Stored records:
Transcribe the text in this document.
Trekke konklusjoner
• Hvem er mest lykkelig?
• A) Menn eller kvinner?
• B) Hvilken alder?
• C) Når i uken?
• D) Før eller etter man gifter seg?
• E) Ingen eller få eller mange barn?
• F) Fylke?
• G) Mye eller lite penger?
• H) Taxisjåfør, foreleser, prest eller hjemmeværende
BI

Brief: Establish how many lines of the material above hold the word "eller". Nothing but the count should be returned.

Full answer: 5